[START PROVIDED INFORMATION]
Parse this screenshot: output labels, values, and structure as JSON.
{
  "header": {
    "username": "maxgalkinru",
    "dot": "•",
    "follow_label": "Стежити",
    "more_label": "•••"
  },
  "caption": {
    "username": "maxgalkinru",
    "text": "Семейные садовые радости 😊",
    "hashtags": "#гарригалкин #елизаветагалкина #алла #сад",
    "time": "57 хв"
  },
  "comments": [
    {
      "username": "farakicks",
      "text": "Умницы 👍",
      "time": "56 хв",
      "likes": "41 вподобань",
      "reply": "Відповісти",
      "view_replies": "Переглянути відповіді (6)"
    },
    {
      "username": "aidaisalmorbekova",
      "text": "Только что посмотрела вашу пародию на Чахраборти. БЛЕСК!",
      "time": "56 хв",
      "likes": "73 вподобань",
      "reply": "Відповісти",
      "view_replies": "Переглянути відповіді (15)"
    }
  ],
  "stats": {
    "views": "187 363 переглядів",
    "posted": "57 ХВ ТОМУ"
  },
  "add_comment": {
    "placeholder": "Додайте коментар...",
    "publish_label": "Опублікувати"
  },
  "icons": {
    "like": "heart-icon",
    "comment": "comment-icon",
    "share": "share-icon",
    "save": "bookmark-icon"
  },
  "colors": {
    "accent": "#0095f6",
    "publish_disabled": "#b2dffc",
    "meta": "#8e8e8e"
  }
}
[END PROVIDED INFORMATION]
§ **PROBLEM**: Quote each line of the listing above exactly.

§ **IN RESPONSE**:
Parse this screenshot: output labels, values, and structure as JSON.
{
  "header": {
    "username": "maxgalkinru",
    "dot": "•",
    "follow_label": "Стежити",
    "more_label": "•••"
  },
  "caption": {
    "username": "maxgalkinru",
    "text": "Семейные садовые радости 😊",
    "hashtags": "#гарригалкин #елизаветагалкина #алла #сад",
    "time": "57 хв"
  },
  "comments": [
    {
      "username": "farakicks",
      "text": "Умницы 👍",
      "time": "56 хв",
      "likes": "41 вподобань",
      "reply": "Відповісти",
      "view_replies": "Переглянути відповіді (6)"
    },
    {
      "username": "aidaisalmorbekova",
      "text": "Только что посмотрела вашу пародию на Чахраборти. БЛЕСК!",
      "time": "56 хв",
      "likes": "73 вподобань",
      "reply": "Відповісти",
      "view_replies": "Переглянути відповіді (15)"
    }
  ],
  "stats": {
    "views": "187 363 переглядів",
    "posted": "57 ХВ ТОМУ"
  },
  "add_comment": {
    "placeholder": "Додайте коментар...",
    "publish_label": "Опублікувати"
  },
  "icons": {
    "like": "heart-icon",
    "comment": "comment-icon",
    "share": "share-icon",
    "save": "bookmark-icon"
  },
  "colors": {
    "accent": "#0095f6",
    "publish_disabled": "#b2dffc",
    "meta": "#8e8e8e"
  }
}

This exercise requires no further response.